## The data
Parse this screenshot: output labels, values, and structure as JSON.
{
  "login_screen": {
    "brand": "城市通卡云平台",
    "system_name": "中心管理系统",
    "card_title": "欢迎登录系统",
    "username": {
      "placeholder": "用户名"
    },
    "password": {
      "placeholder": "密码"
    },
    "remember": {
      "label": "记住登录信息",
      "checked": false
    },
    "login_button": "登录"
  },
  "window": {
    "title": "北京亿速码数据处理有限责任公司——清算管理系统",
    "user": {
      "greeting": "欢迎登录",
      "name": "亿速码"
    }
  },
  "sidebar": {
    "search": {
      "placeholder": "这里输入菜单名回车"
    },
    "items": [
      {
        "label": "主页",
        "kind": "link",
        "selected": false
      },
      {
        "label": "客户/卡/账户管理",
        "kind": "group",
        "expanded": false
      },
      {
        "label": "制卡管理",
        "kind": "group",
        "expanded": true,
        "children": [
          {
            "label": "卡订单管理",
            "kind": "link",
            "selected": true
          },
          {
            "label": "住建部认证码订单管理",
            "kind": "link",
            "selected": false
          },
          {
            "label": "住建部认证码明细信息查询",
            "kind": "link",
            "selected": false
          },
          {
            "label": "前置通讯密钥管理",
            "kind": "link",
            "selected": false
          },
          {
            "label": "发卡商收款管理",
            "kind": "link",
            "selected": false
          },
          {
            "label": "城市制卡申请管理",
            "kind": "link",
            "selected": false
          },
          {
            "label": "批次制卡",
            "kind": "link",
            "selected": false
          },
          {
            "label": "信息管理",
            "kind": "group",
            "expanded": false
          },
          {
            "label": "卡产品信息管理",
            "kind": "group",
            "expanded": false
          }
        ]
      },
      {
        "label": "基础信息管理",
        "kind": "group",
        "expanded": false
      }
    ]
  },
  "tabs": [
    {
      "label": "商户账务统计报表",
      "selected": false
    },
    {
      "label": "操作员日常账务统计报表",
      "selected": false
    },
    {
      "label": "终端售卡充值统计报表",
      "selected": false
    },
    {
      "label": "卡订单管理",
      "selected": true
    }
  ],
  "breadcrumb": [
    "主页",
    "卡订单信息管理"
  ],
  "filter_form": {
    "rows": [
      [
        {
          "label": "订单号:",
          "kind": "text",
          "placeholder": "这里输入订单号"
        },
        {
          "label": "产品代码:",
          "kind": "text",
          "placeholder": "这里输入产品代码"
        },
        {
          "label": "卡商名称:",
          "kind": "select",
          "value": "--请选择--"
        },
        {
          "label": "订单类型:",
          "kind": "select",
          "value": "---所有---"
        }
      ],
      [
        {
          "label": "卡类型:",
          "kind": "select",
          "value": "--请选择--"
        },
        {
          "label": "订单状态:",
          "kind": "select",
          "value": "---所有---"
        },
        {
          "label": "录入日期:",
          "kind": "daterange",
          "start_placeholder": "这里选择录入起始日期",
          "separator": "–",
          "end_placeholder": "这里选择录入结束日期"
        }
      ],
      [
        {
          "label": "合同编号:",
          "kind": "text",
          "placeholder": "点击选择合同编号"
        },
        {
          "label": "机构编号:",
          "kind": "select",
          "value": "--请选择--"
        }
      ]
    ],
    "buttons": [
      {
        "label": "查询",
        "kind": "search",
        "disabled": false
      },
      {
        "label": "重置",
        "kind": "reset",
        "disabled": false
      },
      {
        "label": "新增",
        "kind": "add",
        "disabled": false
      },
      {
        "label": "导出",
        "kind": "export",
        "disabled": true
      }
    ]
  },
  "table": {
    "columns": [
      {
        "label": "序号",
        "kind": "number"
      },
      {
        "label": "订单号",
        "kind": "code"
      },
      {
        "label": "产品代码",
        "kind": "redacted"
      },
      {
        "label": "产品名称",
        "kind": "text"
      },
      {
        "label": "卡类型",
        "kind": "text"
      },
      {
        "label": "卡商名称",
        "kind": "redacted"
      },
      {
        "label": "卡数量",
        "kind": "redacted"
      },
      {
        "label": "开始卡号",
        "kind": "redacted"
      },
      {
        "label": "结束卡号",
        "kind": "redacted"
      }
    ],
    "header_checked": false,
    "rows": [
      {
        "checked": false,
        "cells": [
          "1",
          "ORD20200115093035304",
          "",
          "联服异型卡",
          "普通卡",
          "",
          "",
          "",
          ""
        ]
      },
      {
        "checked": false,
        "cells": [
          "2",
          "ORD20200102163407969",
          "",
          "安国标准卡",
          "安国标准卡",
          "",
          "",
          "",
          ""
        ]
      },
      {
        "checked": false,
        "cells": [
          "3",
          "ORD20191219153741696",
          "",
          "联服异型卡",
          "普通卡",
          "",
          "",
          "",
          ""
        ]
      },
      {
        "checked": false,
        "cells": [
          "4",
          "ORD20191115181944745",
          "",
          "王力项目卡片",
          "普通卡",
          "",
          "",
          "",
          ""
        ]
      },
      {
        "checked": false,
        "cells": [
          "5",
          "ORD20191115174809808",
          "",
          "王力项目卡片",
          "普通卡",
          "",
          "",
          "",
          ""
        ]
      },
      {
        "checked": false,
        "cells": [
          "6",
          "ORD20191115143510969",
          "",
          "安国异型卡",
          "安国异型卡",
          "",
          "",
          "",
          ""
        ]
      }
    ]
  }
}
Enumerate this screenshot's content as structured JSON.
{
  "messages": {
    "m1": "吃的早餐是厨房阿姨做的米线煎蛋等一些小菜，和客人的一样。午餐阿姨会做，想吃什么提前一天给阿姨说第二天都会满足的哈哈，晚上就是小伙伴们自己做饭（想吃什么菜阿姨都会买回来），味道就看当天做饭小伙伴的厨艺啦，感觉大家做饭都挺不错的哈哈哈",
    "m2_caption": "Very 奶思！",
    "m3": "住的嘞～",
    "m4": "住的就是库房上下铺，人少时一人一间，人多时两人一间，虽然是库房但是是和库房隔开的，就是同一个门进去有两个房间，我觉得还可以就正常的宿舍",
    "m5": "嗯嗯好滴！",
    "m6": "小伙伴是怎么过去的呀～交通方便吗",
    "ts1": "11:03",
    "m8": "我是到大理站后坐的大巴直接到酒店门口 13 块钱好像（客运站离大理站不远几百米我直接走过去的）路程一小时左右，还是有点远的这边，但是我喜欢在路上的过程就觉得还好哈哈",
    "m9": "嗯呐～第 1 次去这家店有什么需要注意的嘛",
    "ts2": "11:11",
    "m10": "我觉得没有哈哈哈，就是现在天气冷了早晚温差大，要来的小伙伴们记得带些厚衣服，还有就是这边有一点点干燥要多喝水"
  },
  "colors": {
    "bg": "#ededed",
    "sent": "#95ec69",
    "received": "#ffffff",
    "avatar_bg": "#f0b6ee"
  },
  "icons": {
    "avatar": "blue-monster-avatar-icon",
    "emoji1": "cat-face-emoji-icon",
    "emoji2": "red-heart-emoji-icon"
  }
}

## Problem statement
Each line that holds the word "JSON" is to be copied.

## Solution
Parse this screenshot: output labels, values, and structure as JSON.
Enumerate this screenshot's content as structured JSON.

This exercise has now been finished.